EXERCISE AIM:
Set down each entry from the block beneath, exactly as written.

Data entries
'''

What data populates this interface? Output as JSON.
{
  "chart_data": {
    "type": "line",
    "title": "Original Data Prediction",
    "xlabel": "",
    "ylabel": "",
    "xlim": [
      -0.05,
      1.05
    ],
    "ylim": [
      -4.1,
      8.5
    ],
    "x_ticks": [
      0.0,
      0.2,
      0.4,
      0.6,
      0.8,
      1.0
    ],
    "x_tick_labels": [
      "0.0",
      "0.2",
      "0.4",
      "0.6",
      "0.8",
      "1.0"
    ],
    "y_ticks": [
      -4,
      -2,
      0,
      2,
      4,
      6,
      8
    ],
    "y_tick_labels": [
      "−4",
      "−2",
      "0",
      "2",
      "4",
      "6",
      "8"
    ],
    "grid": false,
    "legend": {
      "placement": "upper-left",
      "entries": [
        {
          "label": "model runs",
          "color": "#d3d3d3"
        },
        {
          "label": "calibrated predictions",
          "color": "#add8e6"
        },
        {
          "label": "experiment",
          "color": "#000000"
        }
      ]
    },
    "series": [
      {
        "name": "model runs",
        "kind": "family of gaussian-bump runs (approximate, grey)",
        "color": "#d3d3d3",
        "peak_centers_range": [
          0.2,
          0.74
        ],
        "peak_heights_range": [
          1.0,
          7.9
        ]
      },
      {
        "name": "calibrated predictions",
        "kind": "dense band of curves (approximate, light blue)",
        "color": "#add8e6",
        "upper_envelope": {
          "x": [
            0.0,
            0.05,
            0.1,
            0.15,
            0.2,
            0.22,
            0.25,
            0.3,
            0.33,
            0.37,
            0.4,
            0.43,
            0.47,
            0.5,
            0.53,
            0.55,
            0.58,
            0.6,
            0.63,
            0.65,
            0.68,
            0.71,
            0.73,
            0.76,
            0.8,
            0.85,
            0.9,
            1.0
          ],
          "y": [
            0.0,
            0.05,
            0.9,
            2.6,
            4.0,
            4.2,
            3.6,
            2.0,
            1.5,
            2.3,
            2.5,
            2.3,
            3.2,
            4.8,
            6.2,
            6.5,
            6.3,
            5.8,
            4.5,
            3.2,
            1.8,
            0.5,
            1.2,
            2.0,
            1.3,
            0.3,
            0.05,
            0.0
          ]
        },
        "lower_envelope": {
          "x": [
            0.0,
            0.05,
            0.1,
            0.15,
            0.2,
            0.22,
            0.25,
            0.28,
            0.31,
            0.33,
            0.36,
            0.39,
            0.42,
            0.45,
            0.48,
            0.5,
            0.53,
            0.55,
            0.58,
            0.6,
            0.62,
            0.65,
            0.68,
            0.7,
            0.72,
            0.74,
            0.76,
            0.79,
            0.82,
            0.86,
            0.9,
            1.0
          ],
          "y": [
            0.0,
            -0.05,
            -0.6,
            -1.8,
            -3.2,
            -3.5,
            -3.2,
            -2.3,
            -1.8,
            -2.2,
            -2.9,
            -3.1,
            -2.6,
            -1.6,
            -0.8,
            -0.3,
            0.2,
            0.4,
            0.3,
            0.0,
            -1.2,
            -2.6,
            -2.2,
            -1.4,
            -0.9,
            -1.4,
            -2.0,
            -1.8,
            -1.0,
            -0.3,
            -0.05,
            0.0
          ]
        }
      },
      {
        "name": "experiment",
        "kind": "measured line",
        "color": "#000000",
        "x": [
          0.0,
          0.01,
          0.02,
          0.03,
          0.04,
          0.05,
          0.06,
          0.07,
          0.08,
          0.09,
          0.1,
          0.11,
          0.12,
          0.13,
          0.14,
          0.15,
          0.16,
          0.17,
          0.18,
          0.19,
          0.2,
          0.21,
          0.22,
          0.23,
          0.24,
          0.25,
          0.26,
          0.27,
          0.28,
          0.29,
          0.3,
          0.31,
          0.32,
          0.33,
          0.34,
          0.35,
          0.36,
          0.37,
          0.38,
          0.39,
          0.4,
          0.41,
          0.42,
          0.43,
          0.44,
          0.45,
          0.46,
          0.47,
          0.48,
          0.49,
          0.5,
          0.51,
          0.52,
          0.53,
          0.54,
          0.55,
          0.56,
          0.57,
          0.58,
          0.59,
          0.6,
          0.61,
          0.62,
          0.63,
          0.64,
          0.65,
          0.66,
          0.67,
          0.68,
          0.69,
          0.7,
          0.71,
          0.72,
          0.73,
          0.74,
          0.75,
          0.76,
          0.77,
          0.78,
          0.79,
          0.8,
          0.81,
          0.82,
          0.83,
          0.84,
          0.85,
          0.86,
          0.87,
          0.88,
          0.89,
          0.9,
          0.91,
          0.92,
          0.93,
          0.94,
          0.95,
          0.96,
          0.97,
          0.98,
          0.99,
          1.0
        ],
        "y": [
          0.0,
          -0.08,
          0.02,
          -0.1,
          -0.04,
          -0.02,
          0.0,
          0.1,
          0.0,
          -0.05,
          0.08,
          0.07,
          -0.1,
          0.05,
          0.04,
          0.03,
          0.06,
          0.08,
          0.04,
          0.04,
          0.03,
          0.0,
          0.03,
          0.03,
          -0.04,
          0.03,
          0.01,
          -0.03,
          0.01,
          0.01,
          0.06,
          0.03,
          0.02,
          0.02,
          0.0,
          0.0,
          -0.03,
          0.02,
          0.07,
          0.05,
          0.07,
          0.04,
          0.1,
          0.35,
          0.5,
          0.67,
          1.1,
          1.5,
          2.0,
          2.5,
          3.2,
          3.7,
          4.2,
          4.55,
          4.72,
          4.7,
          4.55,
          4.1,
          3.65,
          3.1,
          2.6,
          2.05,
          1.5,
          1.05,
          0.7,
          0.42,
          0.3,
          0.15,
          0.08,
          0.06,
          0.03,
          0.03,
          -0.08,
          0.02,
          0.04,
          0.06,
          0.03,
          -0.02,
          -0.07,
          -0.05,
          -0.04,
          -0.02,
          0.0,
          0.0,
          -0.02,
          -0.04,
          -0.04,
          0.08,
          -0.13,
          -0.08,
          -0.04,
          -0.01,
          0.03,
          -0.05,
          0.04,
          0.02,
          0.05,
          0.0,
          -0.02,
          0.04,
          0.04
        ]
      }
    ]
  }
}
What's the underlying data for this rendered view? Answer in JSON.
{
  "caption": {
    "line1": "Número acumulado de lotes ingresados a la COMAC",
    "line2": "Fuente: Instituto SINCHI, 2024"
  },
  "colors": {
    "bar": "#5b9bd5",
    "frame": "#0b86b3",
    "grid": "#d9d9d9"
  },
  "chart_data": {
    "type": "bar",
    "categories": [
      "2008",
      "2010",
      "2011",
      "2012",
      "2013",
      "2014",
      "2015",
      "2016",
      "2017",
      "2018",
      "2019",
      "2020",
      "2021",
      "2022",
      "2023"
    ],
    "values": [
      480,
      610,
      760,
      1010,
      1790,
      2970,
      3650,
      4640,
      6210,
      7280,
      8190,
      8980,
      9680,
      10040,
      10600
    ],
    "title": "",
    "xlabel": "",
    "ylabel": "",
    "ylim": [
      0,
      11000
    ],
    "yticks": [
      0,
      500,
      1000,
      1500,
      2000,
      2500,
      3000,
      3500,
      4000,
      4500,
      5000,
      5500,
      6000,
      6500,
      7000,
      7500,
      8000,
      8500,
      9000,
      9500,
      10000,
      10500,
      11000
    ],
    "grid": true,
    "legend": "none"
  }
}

'''

WRITTEN ANSWER:
What data populates this interface? Output as JSON.
{
  "chart_data": {
    "type": "line",
    "title": "Original Data Prediction",
    "xlabel": "",
    "ylabel": "",
    "xlim": [
      -0.05,
      1.05
    ],
    "ylim": [
      -4.1,
      8.5
    ],
    "x_ticks": [
      0.0,
      0.2,
      0.4,
      0.6,
      0.8,
      1.0
    ],
    "x_tick_labels": [
      "0.0",
      "0.2",
      "0.4",
      "0.6",
      "0.8",
      "1.0"
    ],
    "y_ticks": [
      -4,
      -2,
      0,
      2,
      4,
      6,
      8
    ],
    "y_tick_labels": [
      "−4",
      "−2",
      "0",
      "2",
      "4",
      "6",
      "8"
    ],
    "grid": false,
    "legend": {
      "placement": "upper-left",
      "entries": [
        {
          "label": "model runs",
          "color": "#d3d3d3"
        },
        {
          "label": "calibrated predictions",
          "color": "#add8e6"
        },
        {
          "label": "experiment",
          "color": "#000000"
        }
      ]
    },
    "series": [
      {
        "name": "model runs",
        "kind": "family of gaussian-bump runs (approximate, grey)",
        "color": "#d3d3d3",
        "peak_centers_range": [
          0.2,
          0.74
        ],
        "peak_heights_range": [
          1.0,
          7.9
        ]
      },
      {
        "name": "calibrated predictions",
        "kind": "dense band of curves (approximate, light blue)",
        "color": "#add8e6",
        "upper_envelope": {
          "x": [
            0.0,
            0.05,
            0.1,
            0.15,
            0.2,
            0.22,
            0.25,
            0.3,
            0.33,
            0.37,
            0.4,
            0.43,
            0.47,
            0.5,
            0.53,
            0.55,
            0.58,
            0.6,
            0.63,
            0.65,
            0.68,
            0.71,
            0.73,
            0.76,
            0.8,
            0.85,
            0.9,
            1.0
          ],
          "y": [
            0.0,
            0.05,
            0.9,
            2.6,
            4.0,
            4.2,
            3.6,
            2.0,
            1.5,
            2.3,
            2.5,
            2.3,
            3.2,
            4.8,
            6.2,
            6.5,
            6.3,
            5.8,
            4.5,
            3.2,
            1.8,
            0.5,
            1.2,
            2.0,
            1.3,
            0.3,
            0.05,
            0.0
          ]
        },
        "lower_envelope": {
          "x": [
            0.0,
            0.05,
            0.1,
            0.15,
            0.2,
            0.22,
            0.25,
            0.28,
            0.31,
            0.33,
            0.36,
            0.39,
            0.42,
            0.45,
            0.48,
            0.5,
            0.53,
            0.55,
            0.58,
            0.6,
            0.62,
            0.65,
            0.68,
            0.7,
            0.72,
            0.74,
            0.76,
            0.79,
            0.82,
            0.86,
            0.9,
            1.0
          ],
          "y": [
            0.0,
            -0.05,
            -0.6,
            -1.8,
            -3.2,
            -3.5,
            -3.2,
            -2.3,
            -1.8,
            -2.2,
            -2.9,
            -3.1,
            -2.6,
            -1.6,
            -0.8,
            -0.3,
            0.2,
            0.4,
            0.3,
            0.0,
            -1.2,
            -2.6,
            -2.2,
            -1.4,
            -0.9,
            -1.4,
            -2.0,
            -1.8,
            -1.0,
            -0.3,
            -0.05,
            0.0
          ]
        }
      },
      {
        "name": "experiment",
        "kind": "measured line",
        "color": "#000000",
        "x": [
          0.0,
          0.01,
          0.02,
          0.03,
          0.04,
          0.05,
          0.06,
          0.07,
          0.08,
          0.09,
          0.1,
          0.11,
          0.12,
          0.13,
          0.14,
          0.15,
          0.16,
          0.17,
          0.18,
          0.19,
          0.2,
          0.21,
          0.22,
          0.23,
          0.24,
          0.25,
          0.26,
          0.27,
          0.28,
          0.29,
          0.3,
          0.31,
          0.32,
          0.33,
          0.34,
          0.35,
          0.36,
          0.37,
          0.38,
          0.39,
          0.4,
          0.41,
          0.42,
          0.43,
          0.44,
          0.45,
          0.46,
          0.47,
          0.48,
          0.49,
          0.5,
          0.51,
          0.52,
          0.53,
          0.54,
          0.55,
          0.56,
          0.57,
          0.58,
          0.59,
          0.6,
          0.61,
          0.62,
          0.63,
          0.64,
          0.65,
          0.66,
          0.67,
          0.68,
          0.69,
          0.7,
          0.71,
          0.72,
          0.73,
          0.74,
          0.75,
          0.76,
          0.77,
          0.78,
          0.79,
          0.8,
          0.81,
          0.82,
          0.83,
          0.84,
          0.85,
          0.86,
          0.87,
          0.88,
          0.89,
          0.9,
          0.91,
          0.92,
          0.93,
          0.94,
          0.95,
          0.96,
          0.97,
          0.98,
          0.99,
          1.0
        ],
        "y": [
          0.0,
          -0.08,
          0.02,
          -0.1,
          -0.04,
          -0.02,
          0.0,
          0.1,
          0.0,
          -0.05,
          0.08,
          0.07,
          -0.1,
          0.05,
          0.04,
          0.03,
          0.06,
          0.08,
          0.04,
          0.04,
          0.03,
          0.0,
          0.03,
          0.03,
          -0.04,
          0.03,
          0.01,
          -0.03,
          0.01,
          0.01,
          0.06,
          0.03,
          0.02,
          0.02,
          0.0,
          0.0,
          -0.03,
          0.02,
          0.07,
          0.05,
          0.07,
          0.04,
          0.1,
          0.35,
          0.5,
          0.67,
          1.1,
          1.5,
          2.0,
          2.5,
          3.2,
          3.7,
          4.2,
          4.55,
          4.72,
          4.7,
          4.55,
          4.1,
          3.65,
          3.1,
          2.6,
          2.05,
          1.5,
          1.05,
          0.7,
          0.42,
          0.3,
          0.15,
          0.08,
          0.06,
          0.03,
          0.03,
          -0.08,
          0.02,
          0.04,
          0.06,
          0.03,
          -0.02,
          -0.07,
          -0.05,
          -0.04,
          -0.02,
          0.0,
          0.0,
          -0.02,
          -0.04,
          -0.04,
          0.08,
          -0.13,
          -0.08,
          -0.04,
          -0.01,
          0.03,
          -0.05,
          0.04,
          0.02,
          0.05,
          0.0,
          -0.02,
          0.04,
          0.04
        ]
      }
    ]
  }
}
What's the underlying data for this rendered view? Answer in JSON.
{
  "caption": {
    "line1": "Número acumulado de lotes ingresados a la COMAC",
    "line2": "Fuente: Instituto SINCHI, 2024"
  },
  "colors": {
    "bar": "#5b9bd5",
    "frame": "#0b86b3",
    "grid": "#d9d9d9"
  },
  "chart_data": {
    "type": "bar",
    "categories": [
      "2008",
      "2010",
      "2011",
      "2012",
      "2013",
      "2014",
      "2015",
      "2016",
      "2017",
      "2018",
      "2019",
      "2020",
      "2021",
      "2022",
      "2023"
    ],
    "values": [
      480,
      610,
      760,
      1010,
      1790,
      2970,
      3650,
      4640,
      6210,
      7280,
      8190,
      8980,
      9680,
      10040,
      10600
    ],
    "title": "",
    "xlabel": "",
    "ylabel": "",
    "ylim": [
      0,
      11000
    ],
    "yticks": [
      0,
      500,
      1000,
      1500,
      2000,
      2500,
      3000,
      3500,
      4000,
      4500,
      5000,
      5500,
      6000,
      6500,
      7000,
      7500,
      8000,
      8500,
      9000,
      9500,
      10000,
      10500,
      11000
    ],
    "grid": true,
    "legend": "none"
  }
}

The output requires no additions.